* [DIRECTIONS FOR THIS TASK]
Pick out each line containing the string "Open".

(Dataset records)
○ ○ ○ ○ ○ ○ ○

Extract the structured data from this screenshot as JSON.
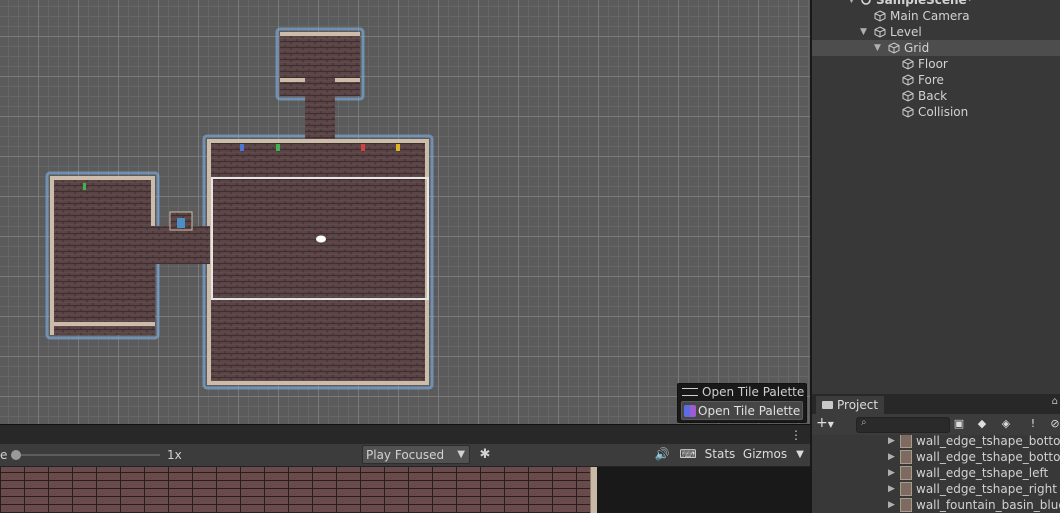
{
  "scene_view": {
    "tile_palette_overlay": {
      "title": "Open Tile Palette",
      "button_label": "Open Tile Palette"
    }
  },
  "game_toolbar": {
    "scale_label": "e",
    "scale_value": "1x",
    "play_mode": "Play Focused",
    "stats_label": "Stats",
    "gizmos_label": "Gizmos"
  },
  "hierarchy": {
    "items": [
      {
        "label": "SampleScene*",
        "indent": 0
      },
      {
        "label": "Main Camera",
        "indent": 1
      },
      {
        "label": "Level",
        "indent": 1
      },
      {
        "label": "Grid",
        "indent": 2
      },
      {
        "label": "Floor",
        "indent": 3
      },
      {
        "label": "Fore",
        "indent": 3
      },
      {
        "label": "Back",
        "indent": 3
      },
      {
        "label": "Collision",
        "indent": 3
      }
    ]
  },
  "project": {
    "tab_label": "Project",
    "add_label": "+",
    "items": [
      "wall_edge_tshape_bottom",
      "wall_edge_tshape_bottom",
      "wall_edge_tshape_left",
      "wall_edge_tshape_right",
      "wall_fountain_basin_blue_"
    ]
  },
  "colors": {
    "scene_bg": "#5b5b5b",
    "floor": "#5a4446",
    "outline": "#7aa5d6",
    "panel": "#383838",
    "selected": "#4d4d4d"
  }
}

○ ○ ○ ○ ○ ○ ○

* [WRITTEN SOLUTION]
      "title": "Open Tile Palette",
      "button_label": "Open Tile Palette"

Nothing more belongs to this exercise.